LIST OF TASKS:
a. Using the Tokyo travel account below, answer each question in one line, labeled (i), (ii), (iii).
(i) Why was the park next to the Palace closed?
(ii) What color was the Senso-ji temple?
(iii) What made the maps in Shinjuku confusing?
b. In the Tokyo travel account below, condense the paragraph beginning "After lunch I headed to the imperial palace" into a shorter version that keeps its main facts.
c. From the Tokyo travel account below, reproduce word for word the part that opens with the words containing "After lunch I" and closes with "attractions on Mondays.".

SOURCE DOCUMENT:
◇ ◇ ◇ ◇ ◇ ◇ ◇
After lunch I headed to the imperial palace to take a look around there. Unfortunately it is closed to the public and the building itself is inside a massive park so you can’t easily take a look at the building itself and have to make do with looking at the very traditional Japanese buildings around the edge. There is also a park next to the Palace but as it was Monday this was closed – the Japanese seem to shut a lot of their museums and attractions on Mondays.
After that I returned to the subway to go to Asakusa. Asakusa is the site of the famous Buddhist temple Senso-ji. There is also a Market in front of the temple which I walked through to get there. The temple itself was red and built in old Japanese style though behind it there were modern buildings – it was strange to see it in that position. After that I headed west into the narrow streets around the temple which were full of people walking down the middle of the road. The streets are narrow and remind me a little of Cusco though without being on a hill. That area of the city is where a lot of new parts of Japanese culture started so it was full of strip clubs and gambling dens – though it wasn’t a dodgy area like it would be in Europe. After going there I got the subway to Shinjuku which is the district that is supposed to represent the whole of Tokyo. First I headed for the Tokyo metropolitan building which is very attractive and supposed to represent modern Japanese architecture. This building also has viewing platforms at the top so you are able to look over the whole area and it is supposed to be particularly good at dusk which is when I arrived as you got to see the lights come on in the city. The view from the top was amazing and you could see the city completely covering the land in all directions. Tokyo is absolutely massive! The nearby lights of the building and neon that you could see from the top were impressive too but after I thought I should get a closer look. After a wander round the district where I managed to get lost as they have maps with different directions other than North at the top of the map which was very confusing. As the district is dominated by a massive train station it isn’t as big an issue as it could be though! Even so I still managed to see two branches of the high-end jewelry chain Tiffany and Co which seems more than excessive for a single district. I think that this along with vast numbers of other high end branded retailers is due to the Japanese being very keen on them. After this I went back to where I was staying and had some supper.
◇ ◇ ◇ ◇ ◇ ◇ ◇
GIVEN INFORMATION:
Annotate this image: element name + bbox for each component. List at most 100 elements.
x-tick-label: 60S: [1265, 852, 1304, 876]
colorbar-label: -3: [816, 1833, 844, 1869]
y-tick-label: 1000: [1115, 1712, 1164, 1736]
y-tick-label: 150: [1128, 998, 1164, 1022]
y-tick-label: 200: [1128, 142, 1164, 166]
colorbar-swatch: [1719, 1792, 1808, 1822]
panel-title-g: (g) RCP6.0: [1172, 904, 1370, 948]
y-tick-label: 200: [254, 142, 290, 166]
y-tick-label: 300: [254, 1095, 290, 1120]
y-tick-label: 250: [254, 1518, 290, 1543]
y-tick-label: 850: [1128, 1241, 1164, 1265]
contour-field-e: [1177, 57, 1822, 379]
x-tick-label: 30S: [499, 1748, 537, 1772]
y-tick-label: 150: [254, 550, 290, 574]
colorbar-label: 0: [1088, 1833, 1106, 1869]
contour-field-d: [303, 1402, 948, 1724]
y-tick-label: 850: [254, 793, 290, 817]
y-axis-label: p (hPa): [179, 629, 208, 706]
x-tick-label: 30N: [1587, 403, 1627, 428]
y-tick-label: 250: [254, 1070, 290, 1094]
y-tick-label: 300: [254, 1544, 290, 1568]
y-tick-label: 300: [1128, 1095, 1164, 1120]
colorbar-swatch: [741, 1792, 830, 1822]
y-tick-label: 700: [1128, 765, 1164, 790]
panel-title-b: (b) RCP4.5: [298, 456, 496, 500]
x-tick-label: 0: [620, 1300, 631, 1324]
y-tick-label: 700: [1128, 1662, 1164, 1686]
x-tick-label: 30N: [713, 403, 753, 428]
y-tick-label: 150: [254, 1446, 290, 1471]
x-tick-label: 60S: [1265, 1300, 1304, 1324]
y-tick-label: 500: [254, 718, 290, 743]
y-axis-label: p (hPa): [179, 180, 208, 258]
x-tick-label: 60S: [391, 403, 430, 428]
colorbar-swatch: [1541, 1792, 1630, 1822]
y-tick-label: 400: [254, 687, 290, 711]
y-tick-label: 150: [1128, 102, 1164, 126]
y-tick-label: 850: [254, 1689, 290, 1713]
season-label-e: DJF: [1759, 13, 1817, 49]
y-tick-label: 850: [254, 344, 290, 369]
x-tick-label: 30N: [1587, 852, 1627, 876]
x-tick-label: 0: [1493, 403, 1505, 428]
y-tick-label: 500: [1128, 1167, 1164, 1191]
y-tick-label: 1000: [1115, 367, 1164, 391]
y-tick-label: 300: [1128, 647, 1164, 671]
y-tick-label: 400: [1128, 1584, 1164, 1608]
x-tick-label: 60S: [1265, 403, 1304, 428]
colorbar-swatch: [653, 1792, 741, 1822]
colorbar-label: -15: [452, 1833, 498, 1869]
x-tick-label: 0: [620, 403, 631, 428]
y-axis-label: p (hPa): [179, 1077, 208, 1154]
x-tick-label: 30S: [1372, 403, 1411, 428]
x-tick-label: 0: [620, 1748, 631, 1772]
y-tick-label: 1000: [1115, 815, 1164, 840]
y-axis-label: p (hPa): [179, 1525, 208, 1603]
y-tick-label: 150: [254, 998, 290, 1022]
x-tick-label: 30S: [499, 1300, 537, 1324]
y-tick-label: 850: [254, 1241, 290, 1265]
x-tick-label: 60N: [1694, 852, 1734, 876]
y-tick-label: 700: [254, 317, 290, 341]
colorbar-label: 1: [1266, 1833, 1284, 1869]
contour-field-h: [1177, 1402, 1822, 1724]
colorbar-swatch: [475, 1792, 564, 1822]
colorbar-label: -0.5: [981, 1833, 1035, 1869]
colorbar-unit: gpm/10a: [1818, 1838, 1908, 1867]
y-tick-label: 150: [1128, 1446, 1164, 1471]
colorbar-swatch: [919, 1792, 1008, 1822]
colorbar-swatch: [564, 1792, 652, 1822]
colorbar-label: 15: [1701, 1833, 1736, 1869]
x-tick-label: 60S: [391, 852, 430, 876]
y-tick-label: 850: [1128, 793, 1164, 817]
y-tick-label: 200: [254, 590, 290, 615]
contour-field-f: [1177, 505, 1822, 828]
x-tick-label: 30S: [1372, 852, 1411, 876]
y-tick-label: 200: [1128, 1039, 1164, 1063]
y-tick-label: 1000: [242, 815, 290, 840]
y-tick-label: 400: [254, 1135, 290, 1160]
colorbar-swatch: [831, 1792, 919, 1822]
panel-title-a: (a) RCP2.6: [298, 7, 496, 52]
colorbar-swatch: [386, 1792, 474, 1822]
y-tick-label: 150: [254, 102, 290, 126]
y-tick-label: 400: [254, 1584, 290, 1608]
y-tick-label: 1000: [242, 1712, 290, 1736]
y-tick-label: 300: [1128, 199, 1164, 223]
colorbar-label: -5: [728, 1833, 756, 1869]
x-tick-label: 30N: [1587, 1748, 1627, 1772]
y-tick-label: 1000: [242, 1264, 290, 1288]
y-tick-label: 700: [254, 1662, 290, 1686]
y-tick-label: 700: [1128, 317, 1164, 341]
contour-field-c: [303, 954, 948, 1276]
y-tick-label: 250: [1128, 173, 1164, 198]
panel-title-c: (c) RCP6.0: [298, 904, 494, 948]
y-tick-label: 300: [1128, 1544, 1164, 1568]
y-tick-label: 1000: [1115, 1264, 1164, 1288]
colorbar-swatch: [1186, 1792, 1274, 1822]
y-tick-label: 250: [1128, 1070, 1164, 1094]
◇ ◇ ◇ ◇ ◇ ◇ ◇
FINAL ANSWERS:
a.
(i) It was Monday.
(ii) Red.
(iii) They had directions other than North at the top.

b. After lunch I visited the imperial palace, which is closed to the public. Because it sits inside a massive park, the building is hard to see, so I looked at the traditional Japanese buildings around the edge instead. The park next to the Palace was also closed because it was Monday, a day when the Japanese seem to shut many museums and attractions.

c.
After lunch I headed to the imperial palace to take a look around there. Unfortunately it is closed to the public and the building itself is inside a massive park so you can’t easily take a look at the building itself and have to make do with looking at the very traditional Japanese buildings around the edge. There is also a park next to the Palace but as it was Monday this was closed – the Japanese seem to shut a lot of their museums and attractions on Mondays.